> _Required work_:
Check each line of the records below and collect those holding "marker".

> _Provided material_:
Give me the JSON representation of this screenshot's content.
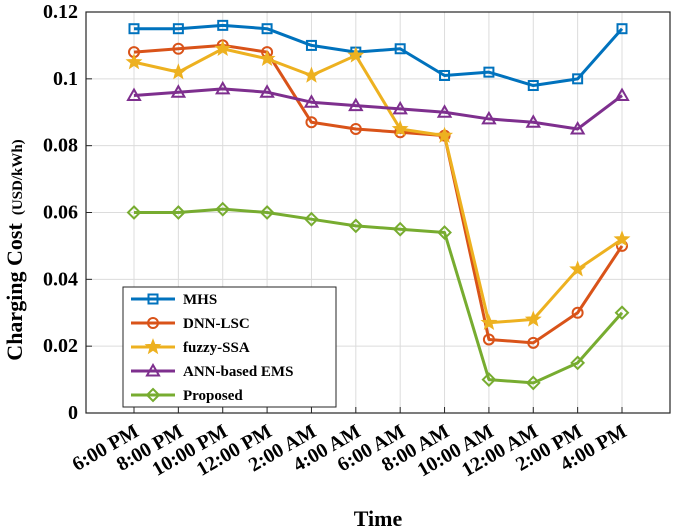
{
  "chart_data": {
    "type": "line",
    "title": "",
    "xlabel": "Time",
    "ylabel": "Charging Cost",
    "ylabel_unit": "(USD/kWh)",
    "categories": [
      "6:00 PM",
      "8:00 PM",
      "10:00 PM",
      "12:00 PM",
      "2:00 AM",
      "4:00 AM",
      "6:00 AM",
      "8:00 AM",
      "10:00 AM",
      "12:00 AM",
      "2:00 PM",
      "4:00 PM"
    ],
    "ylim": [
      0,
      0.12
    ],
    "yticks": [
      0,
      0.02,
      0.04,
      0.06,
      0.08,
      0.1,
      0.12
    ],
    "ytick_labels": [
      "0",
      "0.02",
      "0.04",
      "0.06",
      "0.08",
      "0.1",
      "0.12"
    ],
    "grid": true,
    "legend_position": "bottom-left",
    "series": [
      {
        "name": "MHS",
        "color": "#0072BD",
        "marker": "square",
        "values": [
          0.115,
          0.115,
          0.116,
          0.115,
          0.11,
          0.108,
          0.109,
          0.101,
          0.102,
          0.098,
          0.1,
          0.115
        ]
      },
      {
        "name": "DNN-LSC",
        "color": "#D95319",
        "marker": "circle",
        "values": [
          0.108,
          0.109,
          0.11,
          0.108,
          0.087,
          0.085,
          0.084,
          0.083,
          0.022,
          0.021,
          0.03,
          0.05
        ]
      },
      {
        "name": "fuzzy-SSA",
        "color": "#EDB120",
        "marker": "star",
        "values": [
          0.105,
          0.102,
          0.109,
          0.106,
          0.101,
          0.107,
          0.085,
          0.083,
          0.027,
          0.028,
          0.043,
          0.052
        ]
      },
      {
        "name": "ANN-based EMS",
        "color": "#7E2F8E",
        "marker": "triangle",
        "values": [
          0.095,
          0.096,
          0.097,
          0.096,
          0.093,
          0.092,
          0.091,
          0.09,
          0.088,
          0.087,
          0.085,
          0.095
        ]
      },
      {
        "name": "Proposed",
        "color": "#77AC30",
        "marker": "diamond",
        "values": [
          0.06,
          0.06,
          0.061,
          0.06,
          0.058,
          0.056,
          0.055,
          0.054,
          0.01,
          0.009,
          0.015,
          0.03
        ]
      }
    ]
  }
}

> _Written response_:
        "marker": "square",
        "marker": "circle",
        "marker": "star",
        "marker": "triangle",
        "marker": "diamond",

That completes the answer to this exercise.